Intro
I’ve been a user of obsidian for my notes for just a little while, but already I love its open source nature, it has so many cool plugins, and that the notes are just plain text/markdown… I hadn’t ever used markdown before but quickly fell in love with it.. Which got me thinking… I’ve wanted to make a blog/repository of development notes for a while, what if there was a way I could publish the markdown of some of my notes to a webpage! Turns I’m not as unique a thinker as I thought I was, and there are many tools to accomplish this sort of thing, so here’s what I went with.
- Hugo generates static pages from markdown and has cool theming and other cool customization options, it also uses go and compiles the pages wicked fast.
- Nginx with Let’s encrypt for https and reverse proxy, which I remember being a pain to set up before when I’d tried it in the past, but this time I found…
- Docker images for nginx and let’s encrypt and Hugo, made setting it up super easy, and easy to deploy wherever.

▶ _Data_:
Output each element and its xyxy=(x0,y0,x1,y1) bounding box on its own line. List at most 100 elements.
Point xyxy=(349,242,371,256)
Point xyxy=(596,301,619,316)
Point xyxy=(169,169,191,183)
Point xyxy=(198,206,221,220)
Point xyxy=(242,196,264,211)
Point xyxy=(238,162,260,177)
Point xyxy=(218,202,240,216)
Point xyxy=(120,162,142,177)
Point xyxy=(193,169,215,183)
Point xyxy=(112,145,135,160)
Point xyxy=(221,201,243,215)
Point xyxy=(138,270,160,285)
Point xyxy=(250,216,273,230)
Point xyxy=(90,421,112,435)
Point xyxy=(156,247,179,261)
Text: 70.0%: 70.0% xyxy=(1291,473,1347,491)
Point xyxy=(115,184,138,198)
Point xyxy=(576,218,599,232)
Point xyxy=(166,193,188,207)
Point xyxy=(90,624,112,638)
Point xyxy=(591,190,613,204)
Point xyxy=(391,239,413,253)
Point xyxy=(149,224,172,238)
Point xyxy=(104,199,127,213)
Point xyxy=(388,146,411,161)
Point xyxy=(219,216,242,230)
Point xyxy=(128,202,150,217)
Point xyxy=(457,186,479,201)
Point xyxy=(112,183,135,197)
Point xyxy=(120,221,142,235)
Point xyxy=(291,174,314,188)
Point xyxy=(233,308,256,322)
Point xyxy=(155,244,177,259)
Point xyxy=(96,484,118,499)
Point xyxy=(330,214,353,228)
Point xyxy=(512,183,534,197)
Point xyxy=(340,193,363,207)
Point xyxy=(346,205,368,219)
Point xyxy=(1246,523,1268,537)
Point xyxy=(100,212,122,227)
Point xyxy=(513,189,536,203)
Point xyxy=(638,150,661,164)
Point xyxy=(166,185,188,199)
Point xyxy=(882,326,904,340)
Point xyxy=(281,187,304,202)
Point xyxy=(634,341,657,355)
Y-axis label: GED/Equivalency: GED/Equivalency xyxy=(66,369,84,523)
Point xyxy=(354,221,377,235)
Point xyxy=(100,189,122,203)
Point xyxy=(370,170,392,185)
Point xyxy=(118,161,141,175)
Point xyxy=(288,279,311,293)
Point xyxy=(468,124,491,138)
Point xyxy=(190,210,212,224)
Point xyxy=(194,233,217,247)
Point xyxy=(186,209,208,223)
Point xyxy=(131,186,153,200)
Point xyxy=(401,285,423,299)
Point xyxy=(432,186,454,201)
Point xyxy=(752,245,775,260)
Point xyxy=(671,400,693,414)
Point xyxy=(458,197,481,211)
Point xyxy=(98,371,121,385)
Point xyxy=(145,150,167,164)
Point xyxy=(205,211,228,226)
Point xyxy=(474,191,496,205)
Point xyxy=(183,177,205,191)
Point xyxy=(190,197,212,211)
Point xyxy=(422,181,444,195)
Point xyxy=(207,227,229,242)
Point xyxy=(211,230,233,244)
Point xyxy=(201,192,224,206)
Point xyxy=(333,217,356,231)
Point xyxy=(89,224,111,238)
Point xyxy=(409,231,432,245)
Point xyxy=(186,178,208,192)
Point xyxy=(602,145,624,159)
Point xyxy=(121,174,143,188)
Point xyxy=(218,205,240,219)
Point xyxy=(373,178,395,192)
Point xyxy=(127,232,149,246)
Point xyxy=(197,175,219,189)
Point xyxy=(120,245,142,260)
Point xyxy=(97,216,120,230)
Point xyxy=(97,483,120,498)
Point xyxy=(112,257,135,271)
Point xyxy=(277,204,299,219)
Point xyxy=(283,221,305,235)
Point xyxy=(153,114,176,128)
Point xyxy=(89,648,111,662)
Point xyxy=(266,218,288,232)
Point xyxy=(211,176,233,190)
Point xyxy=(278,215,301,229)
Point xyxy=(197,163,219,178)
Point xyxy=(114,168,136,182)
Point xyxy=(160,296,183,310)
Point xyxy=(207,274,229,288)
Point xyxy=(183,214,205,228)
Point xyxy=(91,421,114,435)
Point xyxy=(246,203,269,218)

▶ _Given request_: Please continue the blog post about publishing Obsidian notes with Hugo, starting right after its last line. These records come from a separate source.

▶ _Reply_:
- Linode VPS made it cheap and easy to host, and set up the domain name
- Obsidian-github-publisher plugin <- this…. I looked at like 10 different tools to try and find something that could do what this plugin does and was close to deciding I would have to do it either manually or code up some scripts myself, but then I found this. It lets you tag notes to share and it connects to your repository and coverts the obsidian note to normal markdown before merging it in wherever you choose. I set up a GitHub actions that auto pulls the changes to my server and ta-da, they show up on the deployed site.
Walkthrough
Make a new project folder, I called mine hugoblog. You will make two folders inside, one for your hugo project, and one for the nginx project. And don’t forget to git init
.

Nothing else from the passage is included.